=== Data for the task ===
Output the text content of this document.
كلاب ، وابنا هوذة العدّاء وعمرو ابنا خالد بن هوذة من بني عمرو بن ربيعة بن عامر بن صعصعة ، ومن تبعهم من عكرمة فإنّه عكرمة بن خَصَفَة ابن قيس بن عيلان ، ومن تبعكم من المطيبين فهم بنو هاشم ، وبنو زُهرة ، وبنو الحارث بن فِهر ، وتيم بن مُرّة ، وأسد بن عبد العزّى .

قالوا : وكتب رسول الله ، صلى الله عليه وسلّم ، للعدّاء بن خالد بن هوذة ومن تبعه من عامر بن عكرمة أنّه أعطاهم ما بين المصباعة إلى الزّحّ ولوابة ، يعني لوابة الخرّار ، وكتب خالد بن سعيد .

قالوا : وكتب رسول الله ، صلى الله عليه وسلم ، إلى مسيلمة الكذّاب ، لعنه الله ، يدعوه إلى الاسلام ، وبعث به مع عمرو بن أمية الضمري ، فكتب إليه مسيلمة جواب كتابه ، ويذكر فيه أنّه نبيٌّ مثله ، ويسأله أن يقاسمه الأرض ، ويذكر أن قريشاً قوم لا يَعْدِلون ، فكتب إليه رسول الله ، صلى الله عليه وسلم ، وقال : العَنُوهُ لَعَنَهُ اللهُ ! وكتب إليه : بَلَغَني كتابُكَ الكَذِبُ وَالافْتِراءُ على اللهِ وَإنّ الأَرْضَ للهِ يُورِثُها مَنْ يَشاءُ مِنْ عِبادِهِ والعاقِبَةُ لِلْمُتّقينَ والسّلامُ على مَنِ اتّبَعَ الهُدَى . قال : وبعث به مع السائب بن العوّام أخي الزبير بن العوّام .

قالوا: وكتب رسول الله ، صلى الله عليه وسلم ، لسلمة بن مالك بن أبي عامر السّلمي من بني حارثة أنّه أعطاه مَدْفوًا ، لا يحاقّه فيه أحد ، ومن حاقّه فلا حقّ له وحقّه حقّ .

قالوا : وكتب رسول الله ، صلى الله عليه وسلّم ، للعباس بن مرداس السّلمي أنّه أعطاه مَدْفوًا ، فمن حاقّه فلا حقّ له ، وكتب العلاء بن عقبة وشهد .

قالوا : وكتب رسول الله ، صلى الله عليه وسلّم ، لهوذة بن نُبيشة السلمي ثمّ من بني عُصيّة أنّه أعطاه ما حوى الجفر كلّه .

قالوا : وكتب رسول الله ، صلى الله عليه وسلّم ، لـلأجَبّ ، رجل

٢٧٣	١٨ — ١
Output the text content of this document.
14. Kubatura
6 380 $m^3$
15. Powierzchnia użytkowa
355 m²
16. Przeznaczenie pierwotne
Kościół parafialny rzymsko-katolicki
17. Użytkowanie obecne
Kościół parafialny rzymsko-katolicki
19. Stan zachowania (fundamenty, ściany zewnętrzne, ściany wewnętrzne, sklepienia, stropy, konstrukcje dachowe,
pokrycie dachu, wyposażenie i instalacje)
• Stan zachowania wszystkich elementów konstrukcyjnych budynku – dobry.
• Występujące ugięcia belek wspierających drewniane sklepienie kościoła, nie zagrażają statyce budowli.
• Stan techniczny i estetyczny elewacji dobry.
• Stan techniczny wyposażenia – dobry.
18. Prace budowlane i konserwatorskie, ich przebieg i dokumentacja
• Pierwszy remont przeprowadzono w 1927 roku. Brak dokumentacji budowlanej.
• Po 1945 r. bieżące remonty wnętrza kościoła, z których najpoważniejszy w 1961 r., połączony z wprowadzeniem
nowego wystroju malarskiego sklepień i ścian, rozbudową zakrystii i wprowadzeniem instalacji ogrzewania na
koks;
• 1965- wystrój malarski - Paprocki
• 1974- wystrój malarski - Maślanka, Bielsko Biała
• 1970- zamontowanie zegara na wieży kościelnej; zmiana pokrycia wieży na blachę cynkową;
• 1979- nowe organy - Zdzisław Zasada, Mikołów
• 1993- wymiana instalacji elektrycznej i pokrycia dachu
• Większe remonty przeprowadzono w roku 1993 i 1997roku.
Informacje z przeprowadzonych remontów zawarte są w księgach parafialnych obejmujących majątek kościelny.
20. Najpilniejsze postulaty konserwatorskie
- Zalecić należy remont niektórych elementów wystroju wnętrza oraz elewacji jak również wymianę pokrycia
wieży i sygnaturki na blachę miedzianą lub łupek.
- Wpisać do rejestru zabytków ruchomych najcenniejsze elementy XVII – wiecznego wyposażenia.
===
__Written problem__: Print the listing above in full, exactly as it is.

__The completed task__:
Output the text content of this document.
كلاب ، وابنا هوذة العدّاء وعمرو ابنا خالد بن هوذة من بني عمرو بن ربيعة بن عامر بن صعصعة ، ومن تبعهم من عكرمة فإنّه عكرمة بن خَصَفَة ابن قيس بن عيلان ، ومن تبعكم من المطيبين فهم بنو هاشم ، وبنو زُهرة ، وبنو الحارث بن فِهر ، وتيم بن مُرّة ، وأسد بن عبد العزّى .

قالوا : وكتب رسول الله ، صلى الله عليه وسلّم ، للعدّاء بن خالد بن هوذة ومن تبعه من عامر بن عكرمة أنّه أعطاهم ما بين المصباعة إلى الزّحّ ولوابة ، يعني لوابة الخرّار ، وكتب خالد بن سعيد .

قالوا : وكتب رسول الله ، صلى الله عليه وسلم ، إلى مسيلمة الكذّاب ، لعنه الله ، يدعوه إلى الاسلام ، وبعث به مع عمرو بن أمية الضمري ، فكتب إليه مسيلمة جواب كتابه ، ويذكر فيه أنّه نبيٌّ مثله ، ويسأله أن يقاسمه الأرض ، ويذكر أن قريشاً قوم لا يَعْدِلون ، فكتب إليه رسول الله ، صلى الله عليه وسلم ، وقال : العَنُوهُ لَعَنَهُ اللهُ ! وكتب إليه : بَلَغَني كتابُكَ الكَذِبُ وَالافْتِراءُ على اللهِ وَإنّ الأَرْضَ للهِ يُورِثُها مَنْ يَشاءُ مِنْ عِبادِهِ والعاقِبَةُ لِلْمُتّقينَ والسّلامُ على مَنِ اتّبَعَ الهُدَى . قال : وبعث به مع السائب بن العوّام أخي الزبير بن العوّام .

قالوا: وكتب رسول الله ، صلى الله عليه وسلم ، لسلمة بن مالك بن أبي عامر السّلمي من بني حارثة أنّه أعطاه مَدْفوًا ، لا يحاقّه فيه أحد ، ومن حاقّه فلا حقّ له وحقّه حقّ .

قالوا : وكتب رسول الله ، صلى الله عليه وسلّم ، للعباس بن مرداس السّلمي أنّه أعطاه مَدْفوًا ، فمن حاقّه فلا حقّ له ، وكتب العلاء بن عقبة وشهد .

قالوا : وكتب رسول الله ، صلى الله عليه وسلّم ، لهوذة بن نُبيشة السلمي ثمّ من بني عُصيّة أنّه أعطاه ما حوى الجفر كلّه .

قالوا : وكتب رسول الله ، صلى الله عليه وسلّم ، لـلأجَبّ ، رجل

٢٧٣	١٨ — ١
Output the text content of this document.
14. Kubatura
6 380 $m^3$
15. Powierzchnia użytkowa
355 m²
16. Przeznaczenie pierwotne
Kościół parafialny rzymsko-katolicki
17. Użytkowanie obecne
Kościół parafialny rzymsko-katolicki
19. Stan zachowania (fundamenty, ściany zewnętrzne, ściany wewnętrzne, sklepienia, stropy, konstrukcje dachowe,
pokrycie dachu, wyposażenie i instalacje)
• Stan zachowania wszystkich elementów konstrukcyjnych budynku – dobry.
• Występujące ugięcia belek wspierających drewniane sklepienie kościoła, nie zagrażają statyce budowli.
• Stan techniczny i estetyczny elewacji dobry.
• Stan techniczny wyposażenia – dobry.
18. Prace budowlane i konserwatorskie, ich przebieg i dokumentacja
• Pierwszy remont przeprowadzono w 1927 roku. Brak dokumentacji budowlanej.
• Po 1945 r. bieżące remonty wnętrza kościoła, z których najpoważniejszy w 1961 r., połączony z wprowadzeniem
nowego wystroju malarskiego sklepień i ścian, rozbudową zakrystii i wprowadzeniem instalacji ogrzewania na
koks;
• 1965- wystrój malarski - Paprocki
• 1974- wystrój malarski - Maślanka, Bielsko Biała
• 1970- zamontowanie zegara na wieży kościelnej; zmiana pokrycia wieży na blachę cynkową;
• 1979- nowe organy - Zdzisław Zasada, Mikołów
• 1993- wymiana instalacji elektrycznej i pokrycia dachu
• Większe remonty przeprowadzono w roku 1993 i 1997roku.
Informacje z przeprowadzonych remontów zawarte są w księgach parafialnych obejmujących majątek kościelny.
20. Najpilniejsze postulaty konserwatorskie
- Zalecić należy remont niektórych elementów wystroju wnętrza oraz elewacji jak również wymianę pokrycia
wieży i sygnaturki na blachę miedzianą lub łupek.
- Wpisać do rejestru zabytków ruchomych najcenniejsze elementy XVII – wiecznego wyposażenia.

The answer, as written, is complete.